▸ **QUESTIONS TO ANSWER**
**A.** In the essay about Sunday meals, where does Donna say she is going to pick up some things?
**B.** Carry the essay about Sunday meals forward from its last sentence.

▸ **EXCERPT**
***

Donna called out from the bedroom, "I am going down to Century 21 to pickup some things."
I rolled my eyes and took a breath, "Okay but don’t spend a lot."
Now in the kitchen Donna is looking at me with that smile of WTF, "I work, my money, I pay half the bills, and add to savings so shut up. Besides there is always a sale, so it is free."
Tugging at my logic, "Its not free, even on sale, you pay something."
Turning to head out she notes, "It is free, kind of free, especially if I buy two for the price of one. One is free."
I can’t win, "Okay I am going to start the banana bread. You can have some when you come home. Bye."
“Bye bye, la la la la" she sang as the door closed behind her.
It’s Sunday. My bike ride is done, her lattes were made and finished, the Sunday Times devoured, played with the dog, and now looking at recipes resting on the stainless steel island.
I run my fingers over the listed ingredients to animate them. I conjure these black letters and words on white paper to come to life. These words will fill the kitchen with the scent of warm embracing flavors and create a home, the home, our home, for us.
As a child Sunday meals anchored the family. That and going to church. We’d pile into the Ford dressed for church head to the 11am service. My brother and I in ties and jackets feeling constrained and starchy. Dad in a suit. Mom in a dress and my sister in print frock. Most of my teen years I was an acolyte so I needed to get St. Andrews early to put on the cassock and cotta to light the candles.
The service ended at 12:30. And then we’d pile into the Ford loosening our ties and the top button on the starchy white shirts. Driving home for the Sunday afternoon meal. We’d race into our rooms strip off the church clothes getting yelled at for not hanging everything up.
Mom would do most of the work but we would be charged with setting the table, the dinning room table not the kitchen table. Forks on the left. Knife and spoon on the right. Water glasses and plates. There was always a table cloth. It felt elegant, stately, and formal as if we were dinning out within our own home. Afternoon sunlight came though the dining room window and the settings cast shadows on the white table cloth in a still-life moment.
While dinner was being cooking the Sunday paper was read which included the comics in the Star Ledger for the kids. Mom and dad would fight over the Sunday Times Crossword puzzle.
The food was only part of this day. It was the act, the real life moment, of sitting and eating that made it Sunday. “Please pass the carrots. May I have some more chicken? Can we watch Disney tonight? May I be excused?” And then there was the instructional moments, “The fork in the left hand!” "Use your knife with your fork. “Sit up don’t slouch over the plate.” “Put your napkin on your lap. Chew with your mouth closed."
During the teen years there was the sullen jealous arguing of siblings. The sharp retorts to imagined insults or hurts that fractured the meal which at times ended with “Leave the table and go to your room, now!”

***

Data for recognizing document structure
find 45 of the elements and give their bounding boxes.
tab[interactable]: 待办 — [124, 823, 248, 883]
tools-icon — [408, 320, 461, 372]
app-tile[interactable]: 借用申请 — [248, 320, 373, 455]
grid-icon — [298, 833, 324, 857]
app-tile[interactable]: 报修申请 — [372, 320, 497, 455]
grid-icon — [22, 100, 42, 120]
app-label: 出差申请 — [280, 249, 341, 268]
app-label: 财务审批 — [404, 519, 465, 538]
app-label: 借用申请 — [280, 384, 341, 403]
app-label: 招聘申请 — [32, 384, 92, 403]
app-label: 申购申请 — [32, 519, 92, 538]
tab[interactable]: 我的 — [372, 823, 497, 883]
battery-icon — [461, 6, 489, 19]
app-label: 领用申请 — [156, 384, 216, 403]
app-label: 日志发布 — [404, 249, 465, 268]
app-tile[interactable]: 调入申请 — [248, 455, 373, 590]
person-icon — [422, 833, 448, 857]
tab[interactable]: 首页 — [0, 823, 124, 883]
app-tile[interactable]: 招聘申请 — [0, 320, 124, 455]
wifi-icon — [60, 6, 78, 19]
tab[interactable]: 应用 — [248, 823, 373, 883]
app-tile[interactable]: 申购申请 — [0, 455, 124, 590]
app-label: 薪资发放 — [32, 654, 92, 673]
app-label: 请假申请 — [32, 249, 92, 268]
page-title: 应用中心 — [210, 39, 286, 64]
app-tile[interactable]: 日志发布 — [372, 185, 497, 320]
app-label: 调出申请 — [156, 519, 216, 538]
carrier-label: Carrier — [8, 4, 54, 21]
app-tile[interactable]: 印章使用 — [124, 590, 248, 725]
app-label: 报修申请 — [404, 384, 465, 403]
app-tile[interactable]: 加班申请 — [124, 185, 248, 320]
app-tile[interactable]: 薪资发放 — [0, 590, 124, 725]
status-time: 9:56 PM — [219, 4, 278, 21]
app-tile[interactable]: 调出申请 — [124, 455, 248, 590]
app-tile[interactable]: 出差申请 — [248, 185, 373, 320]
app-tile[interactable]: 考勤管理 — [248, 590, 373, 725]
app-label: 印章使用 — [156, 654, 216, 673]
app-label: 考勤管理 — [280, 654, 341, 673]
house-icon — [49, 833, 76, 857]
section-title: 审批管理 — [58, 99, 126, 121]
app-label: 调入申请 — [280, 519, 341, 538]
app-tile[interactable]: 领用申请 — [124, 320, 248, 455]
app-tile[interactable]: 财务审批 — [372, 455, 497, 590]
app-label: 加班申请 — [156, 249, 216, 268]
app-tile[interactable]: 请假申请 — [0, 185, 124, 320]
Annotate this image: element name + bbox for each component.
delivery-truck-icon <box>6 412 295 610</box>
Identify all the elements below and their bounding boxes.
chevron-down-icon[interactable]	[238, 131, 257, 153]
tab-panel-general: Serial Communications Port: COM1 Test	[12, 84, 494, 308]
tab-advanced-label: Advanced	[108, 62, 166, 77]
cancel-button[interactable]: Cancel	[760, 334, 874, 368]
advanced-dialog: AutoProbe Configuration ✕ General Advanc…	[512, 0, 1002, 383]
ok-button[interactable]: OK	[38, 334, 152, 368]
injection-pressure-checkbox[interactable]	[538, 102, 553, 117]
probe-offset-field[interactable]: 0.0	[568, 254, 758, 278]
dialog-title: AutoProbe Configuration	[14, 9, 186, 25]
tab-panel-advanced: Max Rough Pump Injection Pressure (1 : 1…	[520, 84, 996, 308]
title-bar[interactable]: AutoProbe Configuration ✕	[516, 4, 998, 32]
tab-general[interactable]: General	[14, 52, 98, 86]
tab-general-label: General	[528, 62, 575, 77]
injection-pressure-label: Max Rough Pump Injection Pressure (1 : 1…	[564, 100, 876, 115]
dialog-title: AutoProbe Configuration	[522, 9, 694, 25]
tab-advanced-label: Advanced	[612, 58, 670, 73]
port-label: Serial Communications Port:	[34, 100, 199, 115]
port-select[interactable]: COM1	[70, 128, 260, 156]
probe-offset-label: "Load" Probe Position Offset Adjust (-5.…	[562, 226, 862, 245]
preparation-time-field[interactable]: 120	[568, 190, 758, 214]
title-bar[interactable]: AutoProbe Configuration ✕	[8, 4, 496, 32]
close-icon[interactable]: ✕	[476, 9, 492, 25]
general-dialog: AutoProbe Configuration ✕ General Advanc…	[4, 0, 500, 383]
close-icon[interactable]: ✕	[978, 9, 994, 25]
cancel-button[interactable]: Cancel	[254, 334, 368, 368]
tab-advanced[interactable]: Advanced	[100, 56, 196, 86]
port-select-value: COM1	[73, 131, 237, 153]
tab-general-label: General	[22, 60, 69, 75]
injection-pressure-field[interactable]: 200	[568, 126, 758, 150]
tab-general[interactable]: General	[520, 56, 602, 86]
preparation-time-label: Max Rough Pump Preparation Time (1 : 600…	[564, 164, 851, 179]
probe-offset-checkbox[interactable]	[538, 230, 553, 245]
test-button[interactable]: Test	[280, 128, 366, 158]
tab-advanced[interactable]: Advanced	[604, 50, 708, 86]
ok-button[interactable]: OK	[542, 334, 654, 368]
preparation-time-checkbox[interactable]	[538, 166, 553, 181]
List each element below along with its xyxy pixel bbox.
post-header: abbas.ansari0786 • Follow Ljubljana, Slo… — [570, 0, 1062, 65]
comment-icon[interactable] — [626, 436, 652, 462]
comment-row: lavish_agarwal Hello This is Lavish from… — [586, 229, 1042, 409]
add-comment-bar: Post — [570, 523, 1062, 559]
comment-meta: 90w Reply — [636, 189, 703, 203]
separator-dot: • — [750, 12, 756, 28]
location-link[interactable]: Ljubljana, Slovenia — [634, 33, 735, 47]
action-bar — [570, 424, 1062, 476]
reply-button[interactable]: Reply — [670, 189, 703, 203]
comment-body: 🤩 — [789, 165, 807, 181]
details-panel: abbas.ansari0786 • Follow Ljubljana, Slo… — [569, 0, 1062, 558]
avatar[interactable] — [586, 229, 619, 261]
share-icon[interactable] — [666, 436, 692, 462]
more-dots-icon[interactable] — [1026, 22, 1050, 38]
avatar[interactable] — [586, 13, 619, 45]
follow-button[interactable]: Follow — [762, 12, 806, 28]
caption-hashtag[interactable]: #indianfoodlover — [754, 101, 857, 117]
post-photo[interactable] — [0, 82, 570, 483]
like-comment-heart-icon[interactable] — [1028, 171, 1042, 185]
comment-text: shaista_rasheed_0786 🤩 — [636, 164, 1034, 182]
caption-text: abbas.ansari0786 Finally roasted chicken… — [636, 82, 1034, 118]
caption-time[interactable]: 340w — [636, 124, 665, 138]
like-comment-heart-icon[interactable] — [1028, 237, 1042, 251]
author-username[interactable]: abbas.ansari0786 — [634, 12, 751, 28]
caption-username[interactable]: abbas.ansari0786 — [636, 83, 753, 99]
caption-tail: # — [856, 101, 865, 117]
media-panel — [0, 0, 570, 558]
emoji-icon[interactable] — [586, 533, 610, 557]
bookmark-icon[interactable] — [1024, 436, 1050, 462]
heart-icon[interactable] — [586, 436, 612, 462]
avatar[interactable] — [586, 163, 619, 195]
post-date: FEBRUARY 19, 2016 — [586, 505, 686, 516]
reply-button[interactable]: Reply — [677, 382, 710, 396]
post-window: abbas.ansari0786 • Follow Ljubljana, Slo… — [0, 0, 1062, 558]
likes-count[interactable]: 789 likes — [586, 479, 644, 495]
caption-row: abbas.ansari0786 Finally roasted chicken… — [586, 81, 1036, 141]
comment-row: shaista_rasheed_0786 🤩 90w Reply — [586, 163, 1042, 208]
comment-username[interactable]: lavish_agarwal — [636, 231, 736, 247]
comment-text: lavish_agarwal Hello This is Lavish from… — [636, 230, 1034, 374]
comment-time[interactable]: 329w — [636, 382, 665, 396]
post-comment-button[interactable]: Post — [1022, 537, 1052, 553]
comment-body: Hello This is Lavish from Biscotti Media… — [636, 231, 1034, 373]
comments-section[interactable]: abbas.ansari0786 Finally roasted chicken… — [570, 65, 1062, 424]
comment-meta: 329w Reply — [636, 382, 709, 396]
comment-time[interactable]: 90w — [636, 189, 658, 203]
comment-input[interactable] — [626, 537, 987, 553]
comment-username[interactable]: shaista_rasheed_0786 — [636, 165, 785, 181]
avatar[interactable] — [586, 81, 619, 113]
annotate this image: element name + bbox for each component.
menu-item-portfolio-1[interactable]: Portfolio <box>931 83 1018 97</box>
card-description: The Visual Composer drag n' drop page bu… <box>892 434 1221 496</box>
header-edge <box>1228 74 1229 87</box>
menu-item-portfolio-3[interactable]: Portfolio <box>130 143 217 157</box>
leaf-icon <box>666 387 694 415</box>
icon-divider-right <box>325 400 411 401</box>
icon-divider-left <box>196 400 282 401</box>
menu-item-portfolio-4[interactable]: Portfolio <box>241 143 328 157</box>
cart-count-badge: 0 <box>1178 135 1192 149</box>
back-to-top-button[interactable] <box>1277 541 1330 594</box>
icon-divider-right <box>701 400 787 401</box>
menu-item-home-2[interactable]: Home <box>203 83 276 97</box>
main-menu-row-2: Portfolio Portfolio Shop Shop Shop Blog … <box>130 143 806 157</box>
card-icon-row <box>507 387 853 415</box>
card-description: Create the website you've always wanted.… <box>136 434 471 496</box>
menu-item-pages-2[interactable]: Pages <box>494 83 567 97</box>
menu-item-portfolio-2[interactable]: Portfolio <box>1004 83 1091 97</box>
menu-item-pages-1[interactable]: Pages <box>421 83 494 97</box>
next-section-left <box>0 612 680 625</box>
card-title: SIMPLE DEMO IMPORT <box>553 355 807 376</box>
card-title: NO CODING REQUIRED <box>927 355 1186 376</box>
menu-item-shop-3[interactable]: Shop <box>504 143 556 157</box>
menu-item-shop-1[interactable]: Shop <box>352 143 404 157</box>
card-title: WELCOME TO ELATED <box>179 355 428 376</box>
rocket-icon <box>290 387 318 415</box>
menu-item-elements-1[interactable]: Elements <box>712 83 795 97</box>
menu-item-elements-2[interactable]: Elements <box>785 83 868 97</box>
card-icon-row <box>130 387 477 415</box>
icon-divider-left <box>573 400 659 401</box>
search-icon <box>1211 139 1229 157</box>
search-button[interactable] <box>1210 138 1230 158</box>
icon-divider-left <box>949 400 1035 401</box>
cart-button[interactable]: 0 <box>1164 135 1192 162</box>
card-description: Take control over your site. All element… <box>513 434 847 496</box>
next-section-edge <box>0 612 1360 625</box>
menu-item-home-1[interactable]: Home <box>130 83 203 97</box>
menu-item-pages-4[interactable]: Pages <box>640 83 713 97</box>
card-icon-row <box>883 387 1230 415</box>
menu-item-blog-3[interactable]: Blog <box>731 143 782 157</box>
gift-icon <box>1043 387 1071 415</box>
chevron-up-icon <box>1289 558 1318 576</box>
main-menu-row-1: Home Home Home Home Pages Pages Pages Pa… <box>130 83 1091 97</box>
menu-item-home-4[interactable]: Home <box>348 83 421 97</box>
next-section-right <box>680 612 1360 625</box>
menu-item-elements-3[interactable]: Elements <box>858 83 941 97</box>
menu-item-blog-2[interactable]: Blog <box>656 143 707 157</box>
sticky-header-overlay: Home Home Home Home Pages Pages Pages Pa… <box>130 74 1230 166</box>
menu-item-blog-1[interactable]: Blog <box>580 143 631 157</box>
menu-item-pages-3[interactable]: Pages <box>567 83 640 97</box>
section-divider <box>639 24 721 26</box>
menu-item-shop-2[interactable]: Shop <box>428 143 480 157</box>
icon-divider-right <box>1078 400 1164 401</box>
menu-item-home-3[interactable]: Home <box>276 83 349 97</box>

***

▸ **WRITTEN RESPONSES**
**A.** Century 21.

**B.**
The specifics of the meals were there but the memory has a larger life. It is the family gathered around the a table like an alter offering the warmth and comfort of a meal in a split level suburban home. Eight steps up to the living room, dinning room, kitchen, three bedrooms, and bath. Eight steps down to the rec room, spare room, utility room, door to patio and yard, the utility room, and garage. Sitting in a small subdivision in central New Jersey. NJ was a long way from the tenement in a Worcester neighborhood where the entire side of my mothers family lived. Sunday meals there were events of a magnitude that rivals King Arthurs Court. Extended family members grandmom’s, aunts, uncles, etc. sitting around the table talking and arguing about everything and anything. Politics, something called the stock market, work, and the crazy uncle who was not there. Mom, grand-mom, and aunts all jammed into an apartment kitchen cooking without a bump or foul. A ballet of food and fire.
This was as close as I got during those early years to imagine what it must have been like living in a village. This tenement in Worcester translated well to the split level in NJ. The warmth of the kitchen the food aroma, the chattering over dinner and the sense of family. Family is less about a birth order and more about environment. Sunday dinner was the environment that reinforced family.
She didn’t really have that family Sunday dinner environment. Loss of her dad when she was young. An older brother with issues. A mother who worked to keep a roof over the family. I think more importantly was the fact her mom was not a cook.
I wanted to return to those Sunday meals for me. It was less an active choice and more instinct or DNA. Since it was only Donna and me. Our Sunday meals did not begin as a plan to make up for what wasn’t. It happened over time. Beginning in small cramped apartments and kitchens making something, eating together, sharing a bottle of wine, and steeling ourselves for the week to come. By the time we ended up here 28 years ago the Sunday meal was an event. She would set the table. On the Sundays she cooked I set the table and washed the pans etc.